What the task asks: Repeat the entire listing exactly as written.

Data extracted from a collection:
━━━
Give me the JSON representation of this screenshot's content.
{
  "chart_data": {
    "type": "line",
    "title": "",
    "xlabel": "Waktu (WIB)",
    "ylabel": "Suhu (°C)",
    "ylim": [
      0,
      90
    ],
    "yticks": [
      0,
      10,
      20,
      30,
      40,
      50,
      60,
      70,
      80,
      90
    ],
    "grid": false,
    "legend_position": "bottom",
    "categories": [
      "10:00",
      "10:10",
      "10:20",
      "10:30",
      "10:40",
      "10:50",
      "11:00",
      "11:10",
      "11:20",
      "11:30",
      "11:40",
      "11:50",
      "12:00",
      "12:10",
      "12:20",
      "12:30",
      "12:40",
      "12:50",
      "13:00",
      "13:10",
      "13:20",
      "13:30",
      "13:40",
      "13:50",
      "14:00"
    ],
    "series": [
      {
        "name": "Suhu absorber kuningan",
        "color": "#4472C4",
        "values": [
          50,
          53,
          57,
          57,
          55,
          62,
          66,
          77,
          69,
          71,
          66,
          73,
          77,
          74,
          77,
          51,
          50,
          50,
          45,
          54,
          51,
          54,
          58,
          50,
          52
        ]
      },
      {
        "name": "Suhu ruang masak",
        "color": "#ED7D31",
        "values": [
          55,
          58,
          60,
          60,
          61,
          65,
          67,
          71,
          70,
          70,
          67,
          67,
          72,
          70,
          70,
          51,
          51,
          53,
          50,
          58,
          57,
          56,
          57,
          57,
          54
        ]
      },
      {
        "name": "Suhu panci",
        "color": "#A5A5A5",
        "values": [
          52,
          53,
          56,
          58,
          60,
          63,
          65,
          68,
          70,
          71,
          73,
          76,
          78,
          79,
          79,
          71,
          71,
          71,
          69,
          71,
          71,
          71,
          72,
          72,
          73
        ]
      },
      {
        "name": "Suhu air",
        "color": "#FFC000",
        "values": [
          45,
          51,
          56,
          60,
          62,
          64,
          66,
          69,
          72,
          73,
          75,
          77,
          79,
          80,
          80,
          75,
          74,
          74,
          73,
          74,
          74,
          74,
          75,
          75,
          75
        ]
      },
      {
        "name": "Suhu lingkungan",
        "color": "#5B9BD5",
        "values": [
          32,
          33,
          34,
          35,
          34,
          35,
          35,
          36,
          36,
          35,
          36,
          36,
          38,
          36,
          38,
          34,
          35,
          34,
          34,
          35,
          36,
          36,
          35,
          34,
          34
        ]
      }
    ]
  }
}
━━━
Output below:
Give me the JSON representation of this screenshot's content.
{
  "chart_data": {
    "type": "line",
    "title": "",
    "xlabel": "Waktu (WIB)",
    "ylabel": "Suhu (°C)",
    "ylim": [
      0,
      90
    ],
    "yticks": [
      0,
      10,
      20,
      30,
      40,
      50,
      60,
      70,
      80,
      90
    ],
    "grid": false,
    "legend_position": "bottom",
    "categories": [
      "10:00",
      "10:10",
      "10:20",
      "10:30",
      "10:40",
      "10:50",
      "11:00",
      "11:10",
      "11:20",
      "11:30",
      "11:40",
      "11:50",
      "12:00",
      "12:10",
      "12:20",
      "12:30",
      "12:40",
      "12:50",
      "13:00",
      "13:10",
      "13:20",
      "13:30",
      "13:40",
      "13:50",
      "14:00"
    ],
    "series": [
      {
        "name": "Suhu absorber kuningan",
        "color": "#4472C4",
        "values": [
          50,
          53,
          57,
          57,
          55,
          62,
          66,
          77,
          69,
          71,
          66,
          73,
          77,
          74,
          77,
          51,
          50,
          50,
          45,
          54,
          51,
          54,
          58,
          50,
          52
        ]
      },
      {
        "name": "Suhu ruang masak",
        "color": "#ED7D31",
        "values": [
          55,
          58,
          60,
          60,
          61,
          65,
          67,
          71,
          70,
          70,
          67,
          67,
          72,
          70,
          70,
          51,
          51,
          53,
          50,
          58,
          57,
          56,
          57,
          57,
          54
        ]
      },
      {
        "name": "Suhu panci",
        "color": "#A5A5A5",
        "values": [
          52,
          53,
          56,
          58,
          60,
          63,
          65,
          68,
          70,
          71,
          73,
          76,
          78,
          79,
          79,
          71,
          71,
          71,
          69,
          71,
          71,
          71,
          72,
          72,
          73
        ]
      },
      {
        "name": "Suhu air",
        "color": "#FFC000",
        "values": [
          45,
          51,
          56,
          60,
          62,
          64,
          66,
          69,
          72,
          73,
          75,
          77,
          79,
          80,
          80,
          75,
          74,
          74,
          73,
          74,
          74,
          74,
          75,
          75,
          75
        ]
      },
      {
        "name": "Suhu lingkungan",
        "color": "#5B9BD5",
        "values": [
          32,
          33,
          34,
          35,
          34,
          35,
          35,
          36,
          36,
          35,
          36,
          36,
          38,
          36,
          38,
          34,
          35,
          34,
          34,
          35,
          36,
          36,
          35,
          34,
          34
        ]
      }
    ]
  }
}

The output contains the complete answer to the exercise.